## begin

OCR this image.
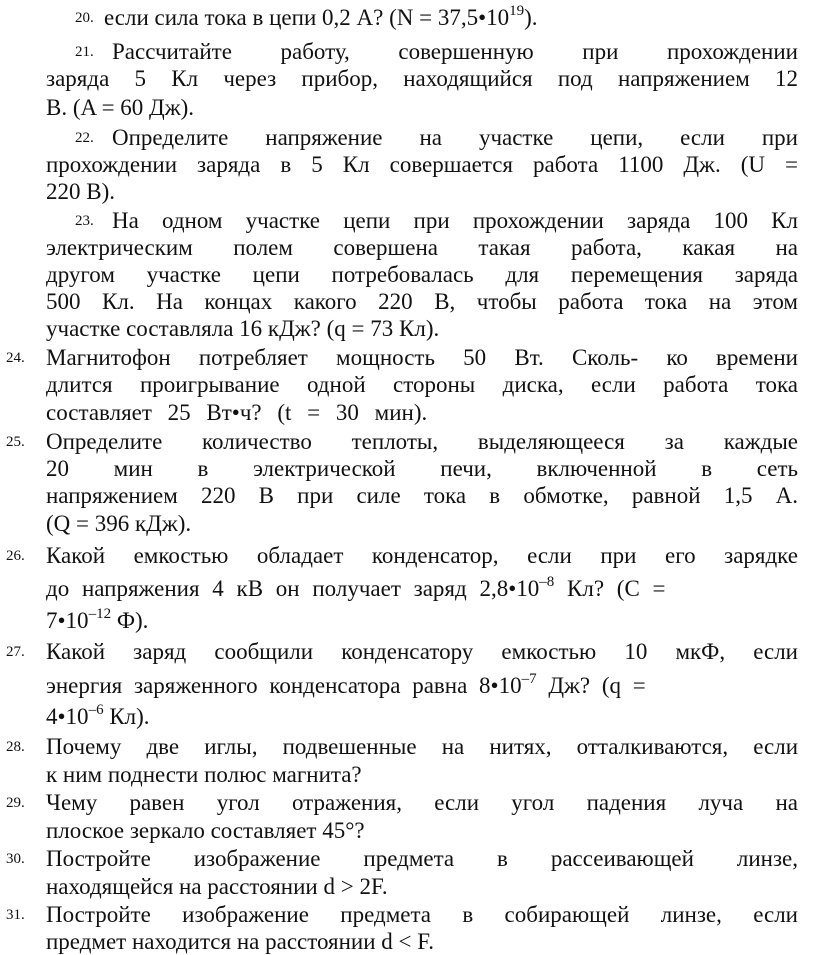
20. если сила тока в цепи 0,2 А? $(N = 37,5•10^{19})$.
21. Рассчитайте работу, совершенную при прохождении
заряда 5 Кл через прибор, находящийся под напряжением 12
В. (A = 60 Дж).
22. Определите напряжение на участке цепи, если при
прохождении заряда в 5 Кл совершается работа 1100 Дж. (U =
220 В).
23. На одном участке цепи при прохождении заряда 100 Кл
электрическим полем совершена такая работа, какая на
другом участке цепи потребовалась для перемещения заряда
500 Кл. На концах какого 220 В, чтобы работа тока на этом
участке составляла 16 кДж? (q = 73 Кл).
24. Магнитофон потребляет мощность 50 Вт. Сколь- ко времени
длится проигрывание одной стороны диска, если работа тока
составляет 25 Вт•ч? (t = 30 мин).
25. Определите количество теплоты, выделяющееся за каждые
20 мин в электрической печи, включенной в сеть
напряжением 220 В при силе тока в обмотке, равной 1,5 А.
(Q = 396 кДж).
26. Какой емкостью обладает конденсатор, если при его зарядке
до напряжения 4 кВ он получает заряд $2,8•10^{-8}$ Кл? (C =
$7•10^{-12}$ Ф).
27. Какой заряд сообщили конденсатору емкостью 10 мкФ, если
энергия заряженного конденсатора равна $8•10^{-7}$ Дж? (q =
$4•10^{-6}$ Кл).
28. Почему две иглы, подвешенные на нитях, отталкиваются, если
к ним поднести полюс магнита?
29. Чему равен угол отражения, если угол падения луча на
плоское зеркало составляет 45°?
30. Постройте изображение предмета в рассеивающей линзе,
находящейся на расстоянии d > 2F.
31. Постройте изображение предмета в собирающей линзе, если
предмет находится на расстоянии d < F.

## end

Work to be completed:
In the records above, how many lines include the string "расстоянии"? Answer with only the number.

Full answer:
2